┌─ Provided entries
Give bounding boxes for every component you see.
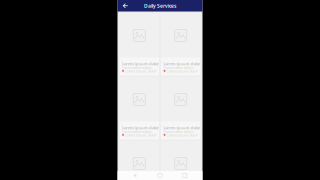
staticText: Lorem ipsum dolor (164, 125, 200, 130)
staticText: Lorem ipsum dolor (122, 125, 159, 130)
button[interactable]: Lorem ipsum dolor (161, 14, 200, 76)
staticText: Lorem ipsum, dolor (166, 69, 197, 74)
staticText: Lorem ipsum, dolor (125, 133, 156, 138)
button[interactable]: Back (118, 0, 134, 12)
staticText: Consectetur adipis (122, 65, 152, 70)
staticText: Lorem ipsum dolor (122, 61, 159, 66)
button[interactable]: Home (153, 171, 167, 180)
button[interactable]: Recent apps (178, 171, 192, 180)
staticText: Lorem ipsum, dolor (166, 133, 197, 138)
button[interactable]: Lorem ipsum dolor (120, 78, 159, 140)
button[interactable]: Lorem ipsum dolor (161, 78, 200, 140)
button[interactable]: Lorem ipsum dolor (120, 14, 159, 76)
button[interactable]: Lorem ipsum dolor (161, 142, 200, 180)
button[interactable]: Back (128, 171, 142, 180)
staticText: Consectetur adipis (122, 129, 152, 134)
button[interactable]: Lorem ipsum dolor (120, 142, 159, 180)
staticText: Lorem ipsum, dolor (125, 69, 156, 74)
staticText: Lorem ipsum dolor (164, 61, 200, 66)
staticText: Daily Services (144, 2, 176, 9)
staticText: Consectetur adipis (164, 65, 194, 70)
staticText: Consectetur adipis (164, 129, 194, 134)
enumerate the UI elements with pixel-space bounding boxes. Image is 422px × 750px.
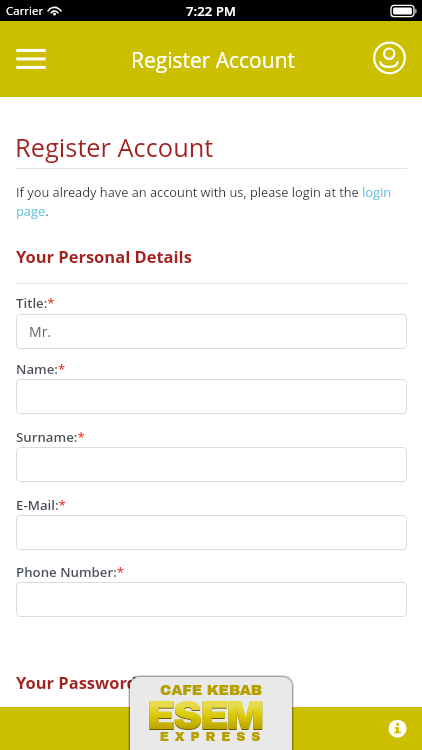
staticText: Name:* <box>16 360 66 378</box>
staticText: Surname:* <box>16 428 85 446</box>
button[interactable]: Open navigation menu <box>8 39 54 79</box>
staticText: Carrier <box>6 3 44 19</box>
staticText: Mr. <box>29 322 52 341</box>
staticText: Register Account <box>131 46 295 75</box>
staticText: ESEM <box>130 694 285 739</box>
staticText: Your Password <box>16 671 137 693</box>
button[interactable]: My account <box>367 36 412 81</box>
button[interactable]: Cafe Kebab Esem Express <box>130 677 292 750</box>
staticText: E-Mail:* <box>16 496 66 514</box>
button[interactable]: Information <box>379 711 416 748</box>
staticText: Your Personal Details <box>16 245 192 267</box>
button[interactable] <box>16 447 407 482</box>
staticText: EXPRESS <box>132 730 292 744</box>
button[interactable] <box>16 515 407 550</box>
staticText: Register Account <box>15 130 214 165</box>
staticText: CAFE KEBAB <box>130 682 292 698</box>
button[interactable] <box>16 379 407 414</box>
staticText: 7:22 PM <box>186 2 236 20</box>
button[interactable] <box>16 582 407 617</box>
staticText: Phone Number:* <box>16 563 125 581</box>
staticText: If you already have an account with us, … <box>16 183 407 220</box>
staticText: ESEM <box>130 693 285 738</box>
staticText: Title:* <box>16 294 55 312</box>
button[interactable]: Mr. <box>16 314 407 349</box>
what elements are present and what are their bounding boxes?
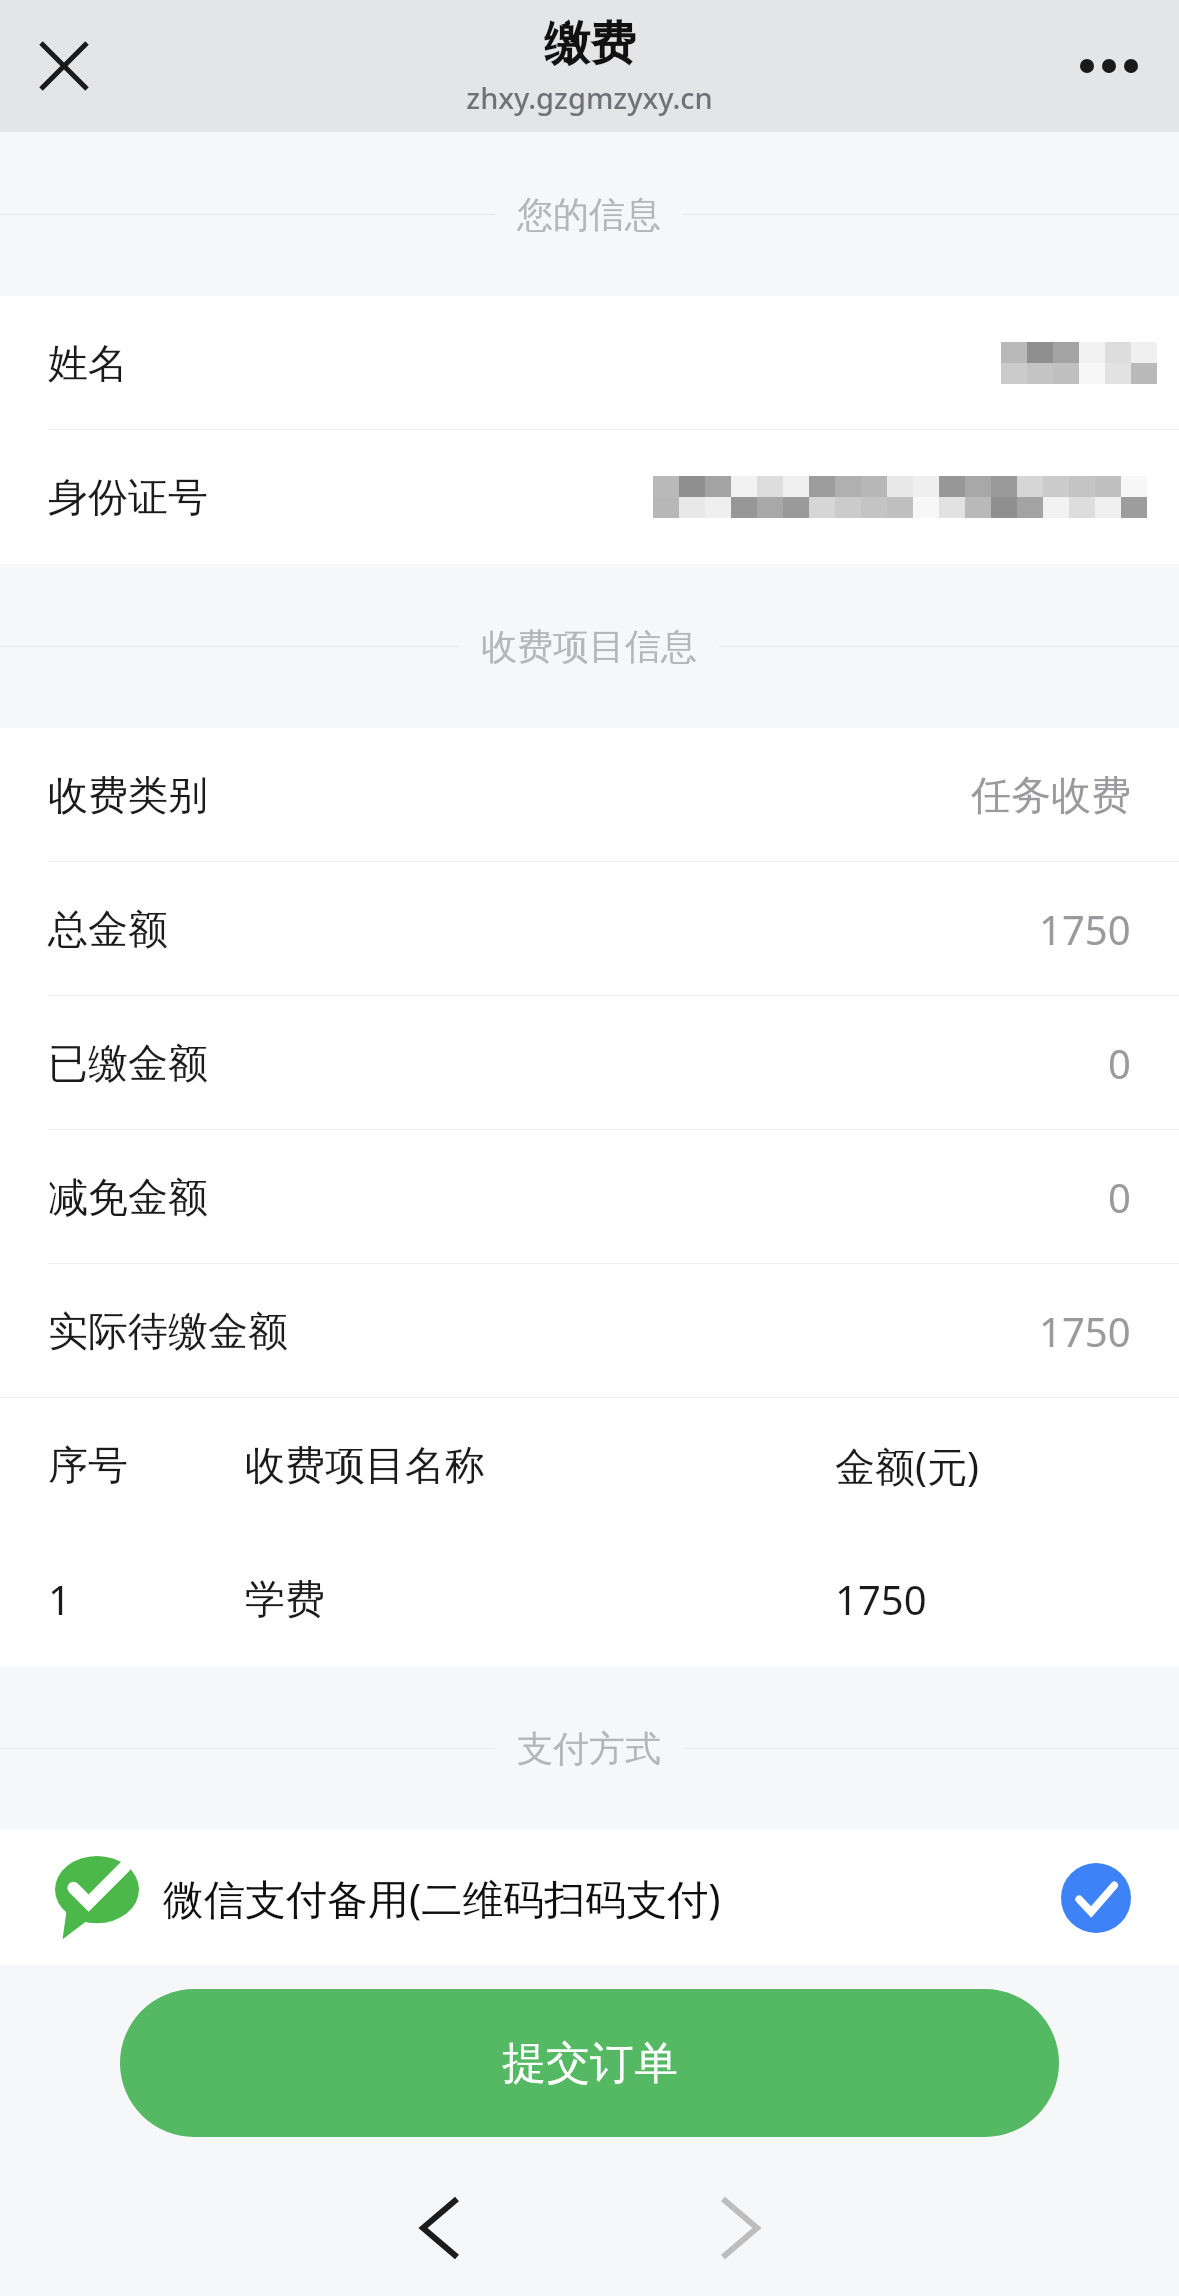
staticText: 任务收费	[971, 770, 1131, 820]
staticText: 金额(元)	[835, 1438, 979, 1493]
staticText: 微信支付备用(二维码扫码支付)	[163, 1870, 721, 1926]
button[interactable]: 微信支付备用(二维码扫码支付)	[0, 1830, 1179, 1965]
button[interactable]: 姓名	[0, 296, 1179, 430]
button[interactable]: Back	[380, 2168, 500, 2288]
staticText: 减免金额	[48, 1172, 208, 1222]
staticText: 提交订单	[502, 2036, 678, 2091]
staticText: 1750	[835, 1572, 927, 1626]
staticText: 0	[1108, 1170, 1131, 1224]
staticText: 收费类别	[48, 770, 208, 820]
button[interactable]: 实际待缴金额	[0, 1264, 1179, 1398]
staticText: 姓名	[48, 338, 128, 388]
staticText: 身份证号	[48, 472, 208, 522]
button[interactable]: 总金额	[0, 862, 1179, 996]
button[interactable]: 收费类别	[0, 728, 1179, 862]
staticText: 学费	[245, 1574, 835, 1624]
staticText: 1	[48, 1572, 245, 1626]
button[interactable]: 身份证号	[0, 430, 1179, 564]
staticText: 收费项目名称	[245, 1440, 835, 1490]
staticText: 收费项目信息	[481, 624, 697, 669]
staticText: 实际待缴金额	[48, 1306, 288, 1356]
staticText: 序号	[48, 1440, 245, 1490]
staticText: zhxy.gzgmzyxy.cn	[466, 78, 713, 117]
button[interactable]: More options	[1065, 22, 1153, 110]
staticText: 支付方式	[517, 1726, 661, 1771]
staticText: 0	[1108, 1036, 1131, 1090]
button[interactable]: Close	[20, 22, 108, 110]
staticText: 您的信息	[517, 192, 661, 237]
button[interactable]: Forward	[680, 2168, 800, 2288]
button[interactable]: 提交订单	[120, 1989, 1059, 2137]
staticText: 1750	[1039, 902, 1131, 956]
button[interactable]: 减免金额	[0, 1130, 1179, 1264]
staticText: 已缴金额	[48, 1038, 208, 1088]
staticText: 总金额	[48, 904, 168, 954]
staticText: 缴费	[544, 15, 636, 73]
button[interactable]: 已缴金额	[0, 996, 1179, 1130]
staticText: 1750	[1039, 1304, 1131, 1358]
└─
* Do this
Between the lines holding "770, 1131, 820]" and "1264, 1179, 1398]", inclusive, switch "Back" to "Return" and write those lines out again with nothing else changed.

* Result of this exercise
staticText: 任务收费	[971, 770, 1131, 820]
staticText: 金额(元)	[835, 1438, 979, 1493]
staticText: 微信支付备用(二维码扫码支付)	[163, 1870, 721, 1926]
button[interactable]: 微信支付备用(二维码扫码支付)	[0, 1830, 1179, 1965]
button[interactable]: 姓名	[0, 296, 1179, 430]
button[interactable]: Return	[380, 2168, 500, 2288]
staticText: 减免金额	[48, 1172, 208, 1222]
staticText: 提交订单	[502, 2036, 678, 2091]
staticText: 1750	[835, 1572, 927, 1626]
staticText: 0	[1108, 1170, 1131, 1224]
staticText: 收费类别	[48, 770, 208, 820]
button[interactable]: 实际待缴金额	[0, 1264, 1179, 1398]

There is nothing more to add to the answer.